Problem
Only the lines holding the string "name" are needed. Copy each one.

Chart and figure data
========================================================================
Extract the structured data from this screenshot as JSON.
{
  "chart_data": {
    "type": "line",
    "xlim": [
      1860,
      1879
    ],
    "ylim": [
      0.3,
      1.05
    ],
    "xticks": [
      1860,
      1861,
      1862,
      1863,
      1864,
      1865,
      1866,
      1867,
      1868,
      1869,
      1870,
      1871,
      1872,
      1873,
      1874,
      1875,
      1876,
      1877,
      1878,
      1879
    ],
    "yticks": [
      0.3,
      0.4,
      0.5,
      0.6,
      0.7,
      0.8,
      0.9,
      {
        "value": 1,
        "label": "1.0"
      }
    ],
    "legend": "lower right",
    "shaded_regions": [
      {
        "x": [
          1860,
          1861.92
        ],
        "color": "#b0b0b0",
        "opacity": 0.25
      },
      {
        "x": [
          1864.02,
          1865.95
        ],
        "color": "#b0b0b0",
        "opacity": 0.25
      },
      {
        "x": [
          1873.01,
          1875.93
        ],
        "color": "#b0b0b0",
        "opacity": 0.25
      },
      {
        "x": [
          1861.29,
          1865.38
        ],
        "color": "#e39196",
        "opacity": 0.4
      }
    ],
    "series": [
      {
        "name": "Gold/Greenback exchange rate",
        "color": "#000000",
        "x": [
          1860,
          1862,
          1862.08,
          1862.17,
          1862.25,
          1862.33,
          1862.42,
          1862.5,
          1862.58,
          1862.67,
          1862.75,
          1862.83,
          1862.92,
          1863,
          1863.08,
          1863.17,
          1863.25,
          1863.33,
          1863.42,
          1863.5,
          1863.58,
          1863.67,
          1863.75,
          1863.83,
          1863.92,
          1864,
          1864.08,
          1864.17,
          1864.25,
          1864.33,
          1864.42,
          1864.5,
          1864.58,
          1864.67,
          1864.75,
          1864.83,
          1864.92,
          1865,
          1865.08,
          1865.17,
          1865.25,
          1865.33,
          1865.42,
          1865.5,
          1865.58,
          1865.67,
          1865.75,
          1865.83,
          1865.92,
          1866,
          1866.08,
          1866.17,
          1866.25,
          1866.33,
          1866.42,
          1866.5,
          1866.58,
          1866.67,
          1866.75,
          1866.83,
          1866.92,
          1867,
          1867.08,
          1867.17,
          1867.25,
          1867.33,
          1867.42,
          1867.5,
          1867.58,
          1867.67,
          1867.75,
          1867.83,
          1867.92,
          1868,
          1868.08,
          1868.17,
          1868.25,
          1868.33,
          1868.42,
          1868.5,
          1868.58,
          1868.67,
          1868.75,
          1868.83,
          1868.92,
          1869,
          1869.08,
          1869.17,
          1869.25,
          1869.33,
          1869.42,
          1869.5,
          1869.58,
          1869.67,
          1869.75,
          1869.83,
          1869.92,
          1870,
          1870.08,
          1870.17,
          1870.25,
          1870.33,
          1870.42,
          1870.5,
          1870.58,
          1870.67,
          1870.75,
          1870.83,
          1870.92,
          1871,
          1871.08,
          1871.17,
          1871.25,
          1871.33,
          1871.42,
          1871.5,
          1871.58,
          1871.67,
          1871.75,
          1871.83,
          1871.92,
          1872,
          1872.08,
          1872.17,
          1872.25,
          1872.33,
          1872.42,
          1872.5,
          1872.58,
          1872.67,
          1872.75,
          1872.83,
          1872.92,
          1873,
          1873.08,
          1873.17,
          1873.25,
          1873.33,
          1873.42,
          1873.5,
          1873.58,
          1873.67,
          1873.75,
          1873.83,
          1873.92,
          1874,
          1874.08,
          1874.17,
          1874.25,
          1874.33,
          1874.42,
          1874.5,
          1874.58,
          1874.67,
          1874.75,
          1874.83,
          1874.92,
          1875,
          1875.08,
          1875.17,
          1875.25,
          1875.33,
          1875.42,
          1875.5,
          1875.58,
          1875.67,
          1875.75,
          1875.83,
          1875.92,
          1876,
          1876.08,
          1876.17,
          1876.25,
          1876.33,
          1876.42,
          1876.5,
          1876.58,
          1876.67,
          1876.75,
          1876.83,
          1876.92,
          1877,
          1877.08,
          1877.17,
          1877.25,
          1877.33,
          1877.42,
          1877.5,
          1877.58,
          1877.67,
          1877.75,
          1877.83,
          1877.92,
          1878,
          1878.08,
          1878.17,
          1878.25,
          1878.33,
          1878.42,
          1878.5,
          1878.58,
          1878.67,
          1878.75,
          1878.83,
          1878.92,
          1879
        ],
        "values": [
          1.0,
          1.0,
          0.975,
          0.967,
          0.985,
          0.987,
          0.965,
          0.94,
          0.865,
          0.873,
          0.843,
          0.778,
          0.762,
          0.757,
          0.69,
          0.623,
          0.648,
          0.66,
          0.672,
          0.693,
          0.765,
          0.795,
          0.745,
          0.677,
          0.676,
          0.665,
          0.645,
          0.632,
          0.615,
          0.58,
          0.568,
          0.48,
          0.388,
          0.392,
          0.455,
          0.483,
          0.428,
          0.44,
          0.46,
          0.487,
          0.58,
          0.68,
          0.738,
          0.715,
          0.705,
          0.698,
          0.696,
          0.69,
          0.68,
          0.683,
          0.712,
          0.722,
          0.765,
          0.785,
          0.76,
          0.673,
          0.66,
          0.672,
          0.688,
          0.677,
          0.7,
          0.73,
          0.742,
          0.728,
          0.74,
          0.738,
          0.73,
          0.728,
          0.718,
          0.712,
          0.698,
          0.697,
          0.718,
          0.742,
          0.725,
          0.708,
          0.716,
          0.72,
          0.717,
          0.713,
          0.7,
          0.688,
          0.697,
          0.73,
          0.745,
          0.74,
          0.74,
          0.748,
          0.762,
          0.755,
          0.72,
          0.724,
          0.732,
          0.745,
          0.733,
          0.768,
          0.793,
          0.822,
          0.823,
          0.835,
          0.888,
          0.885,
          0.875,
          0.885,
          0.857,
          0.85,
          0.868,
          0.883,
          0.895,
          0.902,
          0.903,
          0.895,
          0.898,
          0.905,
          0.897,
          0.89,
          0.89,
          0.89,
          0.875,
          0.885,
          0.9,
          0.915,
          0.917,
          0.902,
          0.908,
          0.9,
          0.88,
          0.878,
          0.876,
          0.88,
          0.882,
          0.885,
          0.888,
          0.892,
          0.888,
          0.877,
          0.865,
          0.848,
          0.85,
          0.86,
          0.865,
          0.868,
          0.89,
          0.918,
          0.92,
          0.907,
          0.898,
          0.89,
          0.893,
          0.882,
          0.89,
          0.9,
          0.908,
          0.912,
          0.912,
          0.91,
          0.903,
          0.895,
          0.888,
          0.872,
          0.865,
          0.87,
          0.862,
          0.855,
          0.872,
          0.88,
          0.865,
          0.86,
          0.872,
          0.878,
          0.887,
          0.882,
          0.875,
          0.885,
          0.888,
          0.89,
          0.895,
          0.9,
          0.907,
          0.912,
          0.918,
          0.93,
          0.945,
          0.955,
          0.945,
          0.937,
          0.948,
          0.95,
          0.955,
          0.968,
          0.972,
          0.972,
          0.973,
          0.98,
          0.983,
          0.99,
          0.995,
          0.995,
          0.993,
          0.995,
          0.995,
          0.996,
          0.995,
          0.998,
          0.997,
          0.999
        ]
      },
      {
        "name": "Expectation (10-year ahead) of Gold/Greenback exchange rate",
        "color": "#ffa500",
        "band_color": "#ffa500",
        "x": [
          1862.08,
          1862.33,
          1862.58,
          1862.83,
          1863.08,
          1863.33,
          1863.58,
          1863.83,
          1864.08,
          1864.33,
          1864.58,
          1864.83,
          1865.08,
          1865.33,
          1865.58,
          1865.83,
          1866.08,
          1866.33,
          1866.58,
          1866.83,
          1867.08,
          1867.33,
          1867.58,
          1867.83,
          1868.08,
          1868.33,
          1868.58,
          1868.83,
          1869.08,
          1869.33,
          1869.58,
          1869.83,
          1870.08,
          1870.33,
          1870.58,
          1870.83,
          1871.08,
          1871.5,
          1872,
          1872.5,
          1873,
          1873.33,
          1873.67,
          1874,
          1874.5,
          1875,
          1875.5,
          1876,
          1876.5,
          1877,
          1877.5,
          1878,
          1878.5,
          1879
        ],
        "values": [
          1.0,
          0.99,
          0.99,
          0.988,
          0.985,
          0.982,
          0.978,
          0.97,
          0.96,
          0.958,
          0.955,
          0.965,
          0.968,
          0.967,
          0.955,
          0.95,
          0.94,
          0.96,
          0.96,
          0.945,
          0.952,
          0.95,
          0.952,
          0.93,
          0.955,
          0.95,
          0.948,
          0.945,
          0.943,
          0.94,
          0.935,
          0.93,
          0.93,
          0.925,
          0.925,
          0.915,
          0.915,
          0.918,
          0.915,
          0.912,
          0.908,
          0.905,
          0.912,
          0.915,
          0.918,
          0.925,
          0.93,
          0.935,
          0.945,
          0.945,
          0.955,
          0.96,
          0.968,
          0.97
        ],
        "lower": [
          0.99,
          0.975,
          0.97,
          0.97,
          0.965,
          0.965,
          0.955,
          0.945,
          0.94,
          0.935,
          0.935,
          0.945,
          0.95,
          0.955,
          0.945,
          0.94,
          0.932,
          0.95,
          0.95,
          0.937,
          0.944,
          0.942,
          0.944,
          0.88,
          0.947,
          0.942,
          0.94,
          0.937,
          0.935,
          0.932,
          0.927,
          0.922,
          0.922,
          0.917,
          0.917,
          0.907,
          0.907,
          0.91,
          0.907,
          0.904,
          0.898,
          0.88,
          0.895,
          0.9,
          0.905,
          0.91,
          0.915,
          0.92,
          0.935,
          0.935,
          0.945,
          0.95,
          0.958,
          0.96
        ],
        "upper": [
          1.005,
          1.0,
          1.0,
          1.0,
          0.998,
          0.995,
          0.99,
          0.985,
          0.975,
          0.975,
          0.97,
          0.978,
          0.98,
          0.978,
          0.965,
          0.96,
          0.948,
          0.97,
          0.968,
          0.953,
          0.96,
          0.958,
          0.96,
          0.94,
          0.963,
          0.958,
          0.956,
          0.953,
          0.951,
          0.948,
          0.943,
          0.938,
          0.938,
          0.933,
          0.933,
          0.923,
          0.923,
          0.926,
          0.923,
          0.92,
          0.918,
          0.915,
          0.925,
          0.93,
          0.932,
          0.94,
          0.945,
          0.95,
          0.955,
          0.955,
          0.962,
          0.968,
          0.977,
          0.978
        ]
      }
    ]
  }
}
========================================================================
Written response
        "name": "Gold/Greenback exchange rate",
        "name": "Expectation (10-year ahead) of Gold/Greenback exchange rate",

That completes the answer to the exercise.